## WORK TO DO:
Each record below must be returned exactly as shown.

## PROVIDED DATA:
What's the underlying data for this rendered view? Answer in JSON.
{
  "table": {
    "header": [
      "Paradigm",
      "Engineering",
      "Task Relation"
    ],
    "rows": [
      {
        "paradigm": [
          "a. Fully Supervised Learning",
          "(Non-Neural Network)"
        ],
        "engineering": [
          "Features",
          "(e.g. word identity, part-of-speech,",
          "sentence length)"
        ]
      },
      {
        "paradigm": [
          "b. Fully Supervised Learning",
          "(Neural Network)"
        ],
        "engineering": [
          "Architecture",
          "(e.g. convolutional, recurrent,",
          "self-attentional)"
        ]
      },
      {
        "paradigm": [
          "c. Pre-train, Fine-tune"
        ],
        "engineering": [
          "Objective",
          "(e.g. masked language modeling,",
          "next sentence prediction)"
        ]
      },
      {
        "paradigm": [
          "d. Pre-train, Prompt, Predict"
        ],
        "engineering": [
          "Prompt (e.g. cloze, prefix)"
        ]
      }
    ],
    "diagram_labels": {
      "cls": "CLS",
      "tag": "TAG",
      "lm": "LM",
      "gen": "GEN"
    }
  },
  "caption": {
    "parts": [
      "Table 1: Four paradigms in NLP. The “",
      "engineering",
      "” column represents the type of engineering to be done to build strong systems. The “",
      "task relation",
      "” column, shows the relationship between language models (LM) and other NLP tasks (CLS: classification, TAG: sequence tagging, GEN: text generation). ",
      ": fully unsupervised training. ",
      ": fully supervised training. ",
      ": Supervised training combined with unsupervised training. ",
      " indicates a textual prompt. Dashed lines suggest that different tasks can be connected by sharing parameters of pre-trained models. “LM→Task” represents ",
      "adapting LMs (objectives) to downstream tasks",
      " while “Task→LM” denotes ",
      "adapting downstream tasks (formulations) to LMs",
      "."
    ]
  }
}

## FINAL RESULT:
What's the underlying data for this rendered view? Answer in JSON.
{
  "table": {
    "header": [
      "Paradigm",
      "Engineering",
      "Task Relation"
    ],
    "rows": [
      {
        "paradigm": [
          "a. Fully Supervised Learning",
          "(Non-Neural Network)"
        ],
        "engineering": [
          "Features",
          "(e.g. word identity, part-of-speech,",
          "sentence length)"
        ]
      },
      {
        "paradigm": [
          "b. Fully Supervised Learning",
          "(Neural Network)"
        ],
        "engineering": [
          "Architecture",
          "(e.g. convolutional, recurrent,",
          "self-attentional)"
        ]
      },
      {
        "paradigm": [
          "c. Pre-train, Fine-tune"
        ],
        "engineering": [
          "Objective",
          "(e.g. masked language modeling,",
          "next sentence prediction)"
        ]
      },
      {
        "paradigm": [
          "d. Pre-train, Prompt, Predict"
        ],
        "engineering": [
          "Prompt (e.g. cloze, prefix)"
        ]
      }
    ],
    "diagram_labels": {
      "cls": "CLS",
      "tag": "TAG",
      "lm": "LM",
      "gen": "GEN"
    }
  },
  "caption": {
    "parts": [
      "Table 1: Four paradigms in NLP. The “",
      "engineering",
      "” column represents the type of engineering to be done to build strong systems. The “",
      "task relation",
      "” column, shows the relationship between language models (LM) and other NLP tasks (CLS: classification, TAG: sequence tagging, GEN: text generation). ",
      ": fully unsupervised training. ",
      ": fully supervised training. ",
      ": Supervised training combined with unsupervised training. ",
      " indicates a textual prompt. Dashed lines suggest that different tasks can be connected by sharing parameters of pre-trained models. “LM→Task” represents ",
      "adapting LMs (objectives) to downstream tasks",
      " while “Task→LM” denotes ",
      "adapting downstream tasks (formulations) to LMs",
      "."
    ]
  }
}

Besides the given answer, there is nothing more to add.